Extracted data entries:
↓

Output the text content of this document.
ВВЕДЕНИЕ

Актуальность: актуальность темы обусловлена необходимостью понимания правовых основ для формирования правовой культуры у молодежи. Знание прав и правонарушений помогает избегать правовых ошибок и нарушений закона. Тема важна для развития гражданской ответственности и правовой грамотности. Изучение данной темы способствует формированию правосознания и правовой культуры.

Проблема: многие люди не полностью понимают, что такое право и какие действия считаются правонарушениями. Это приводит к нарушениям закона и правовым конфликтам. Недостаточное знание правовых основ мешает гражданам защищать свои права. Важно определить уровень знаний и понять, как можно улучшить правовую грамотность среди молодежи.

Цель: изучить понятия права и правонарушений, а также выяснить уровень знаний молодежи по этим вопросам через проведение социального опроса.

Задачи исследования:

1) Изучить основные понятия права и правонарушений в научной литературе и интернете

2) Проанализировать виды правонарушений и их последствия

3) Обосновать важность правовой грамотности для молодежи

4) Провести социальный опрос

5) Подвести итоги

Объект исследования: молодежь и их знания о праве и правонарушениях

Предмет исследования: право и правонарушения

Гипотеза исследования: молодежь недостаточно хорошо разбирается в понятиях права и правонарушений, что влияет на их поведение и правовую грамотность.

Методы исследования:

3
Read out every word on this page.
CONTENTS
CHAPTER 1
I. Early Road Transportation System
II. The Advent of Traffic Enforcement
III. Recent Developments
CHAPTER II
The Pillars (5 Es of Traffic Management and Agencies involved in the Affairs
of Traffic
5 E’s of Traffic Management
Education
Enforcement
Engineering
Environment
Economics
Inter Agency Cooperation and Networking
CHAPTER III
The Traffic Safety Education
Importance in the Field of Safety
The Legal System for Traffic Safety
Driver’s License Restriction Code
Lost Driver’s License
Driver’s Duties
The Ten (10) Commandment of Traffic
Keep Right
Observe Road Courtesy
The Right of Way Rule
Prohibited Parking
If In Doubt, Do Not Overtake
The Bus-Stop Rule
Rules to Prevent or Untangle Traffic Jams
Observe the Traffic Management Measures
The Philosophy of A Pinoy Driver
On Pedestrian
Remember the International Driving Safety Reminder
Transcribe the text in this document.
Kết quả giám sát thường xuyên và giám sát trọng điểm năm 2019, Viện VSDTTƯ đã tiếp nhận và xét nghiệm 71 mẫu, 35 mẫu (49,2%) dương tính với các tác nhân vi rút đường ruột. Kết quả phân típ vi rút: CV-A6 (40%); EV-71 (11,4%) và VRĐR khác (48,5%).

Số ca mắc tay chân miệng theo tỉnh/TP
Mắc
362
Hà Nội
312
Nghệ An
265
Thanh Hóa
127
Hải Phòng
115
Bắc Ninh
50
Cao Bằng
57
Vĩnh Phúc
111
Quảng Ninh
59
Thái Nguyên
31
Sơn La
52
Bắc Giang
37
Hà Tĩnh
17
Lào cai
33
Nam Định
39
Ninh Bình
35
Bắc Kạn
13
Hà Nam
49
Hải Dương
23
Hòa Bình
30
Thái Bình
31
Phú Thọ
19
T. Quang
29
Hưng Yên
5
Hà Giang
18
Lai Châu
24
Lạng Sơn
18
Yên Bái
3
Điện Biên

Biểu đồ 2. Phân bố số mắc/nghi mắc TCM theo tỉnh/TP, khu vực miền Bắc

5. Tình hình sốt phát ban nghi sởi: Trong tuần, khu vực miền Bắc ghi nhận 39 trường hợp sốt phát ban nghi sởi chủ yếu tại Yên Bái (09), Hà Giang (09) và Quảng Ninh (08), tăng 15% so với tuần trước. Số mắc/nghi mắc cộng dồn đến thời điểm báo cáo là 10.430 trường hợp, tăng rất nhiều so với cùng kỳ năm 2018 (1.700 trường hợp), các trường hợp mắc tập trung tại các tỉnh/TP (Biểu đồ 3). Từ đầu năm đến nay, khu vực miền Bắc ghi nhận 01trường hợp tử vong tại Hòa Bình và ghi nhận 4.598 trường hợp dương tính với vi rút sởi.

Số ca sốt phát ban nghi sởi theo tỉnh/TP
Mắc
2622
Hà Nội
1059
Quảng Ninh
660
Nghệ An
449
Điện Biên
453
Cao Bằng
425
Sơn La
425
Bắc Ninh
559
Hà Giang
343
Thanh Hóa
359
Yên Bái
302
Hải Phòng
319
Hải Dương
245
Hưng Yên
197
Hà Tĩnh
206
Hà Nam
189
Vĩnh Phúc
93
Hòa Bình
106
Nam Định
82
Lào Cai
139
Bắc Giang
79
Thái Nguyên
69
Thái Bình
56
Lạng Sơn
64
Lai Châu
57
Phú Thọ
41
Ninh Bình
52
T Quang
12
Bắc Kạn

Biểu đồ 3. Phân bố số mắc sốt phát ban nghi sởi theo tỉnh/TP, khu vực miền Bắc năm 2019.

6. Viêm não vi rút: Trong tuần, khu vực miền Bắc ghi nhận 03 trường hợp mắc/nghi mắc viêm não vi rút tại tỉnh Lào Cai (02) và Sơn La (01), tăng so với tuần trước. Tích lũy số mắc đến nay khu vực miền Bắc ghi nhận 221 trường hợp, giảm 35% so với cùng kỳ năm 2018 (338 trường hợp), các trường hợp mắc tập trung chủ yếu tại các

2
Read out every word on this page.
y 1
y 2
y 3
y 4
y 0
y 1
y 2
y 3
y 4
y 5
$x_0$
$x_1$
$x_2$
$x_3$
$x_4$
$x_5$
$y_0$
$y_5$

↑

Requirement:
Look for "this" and pull out every line that has it.

Exercise answer:
Output the text content of this document.
Read out every word on this page.
Transcribe the text in this document.
Read out every word on this page.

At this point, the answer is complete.